Extrait

"Franchise participative : une si bonne idée ?" par Elodie Chevallier

La franchise participative est un dispositif de plus en plus plébiscité par les enseignes. Credit Crunch persistant, concepts en guerre ouverte pour les meilleurs emplacements, barrière capitalistique à l’entrée de certains secteurs (hôtellerie, restauration et distribution alimentaire en tête) : les arguments sont légion pour qu’un franchiseur propose à son candidat franchisé d’intégrer, par une participation minoritaire, le capital de sa société. Si la formule séduit, elle n’en dénature pas moins l’esprit même de la franchise.

Passons en revue ses atouts mais aussi ses limites et les points de vigilance à mettre en lumière, dans l’optique d’éclairer les enseignes et les candidats souhaitant les rejoindre.

Les atouts de la franchise participative

Pour le franchisé, c’est un « supplément d’âme » au projet de financement. Les candidats franchisés n’ayant pas toujours un niveau d’apport suffisant, un renfort de la tête de réseau rend leur demande de prêt nettement plus attractive. Cela est d’autant plus critique dans les secteurs les plus gourmands en capital. Par ailleurs, d’anciens salariés indécis à l’idée de sauter le pas trouveront dans l’actionnariat conjoint un élément de réassurance psychologique pouvant leur manquer.

Travail demandé
Transcrivez fidèlement le passage de l'extrait sur la franchise participative qui va de « Passons en revue » jusqu'à « pouvant leur manquer. ». Les lignes fournies ne sont d'aucune utilité pour cet exercice.

Données fournies

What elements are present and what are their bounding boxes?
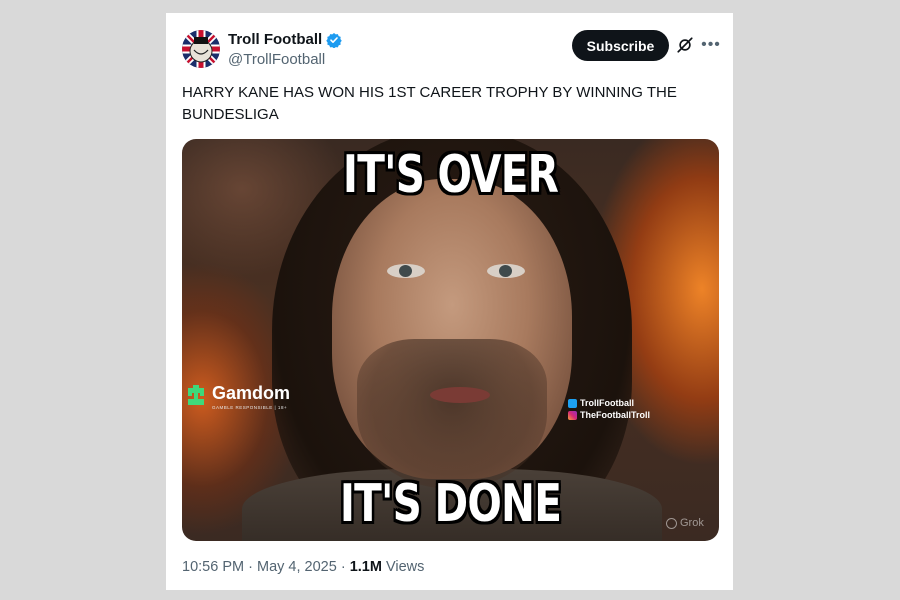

Réponse attendue
Passons en revue ses atouts mais aussi ses limites et les points de vigilance à mettre en lumière, dans l’optique d’éclairer les enseignes et les candidats souhaitant les rejoindre.

Les atouts de la franchise participative

Pour le franchisé, c’est un « supplément d’âme » au projet de financement. Les candidats franchisés n’ayant pas toujours un niveau d’apport suffisant, un renfort de la tête de réseau rend leur demande de prêt nettement plus attractive. Cela est d’autant plus critique dans les secteurs les plus gourmands en capital. Par ailleurs, d’anciens salariés indécis à l’idée de sauter le pas trouveront dans l’actionnariat conjoint un élément de réassurance psychologique pouvant leur manquer.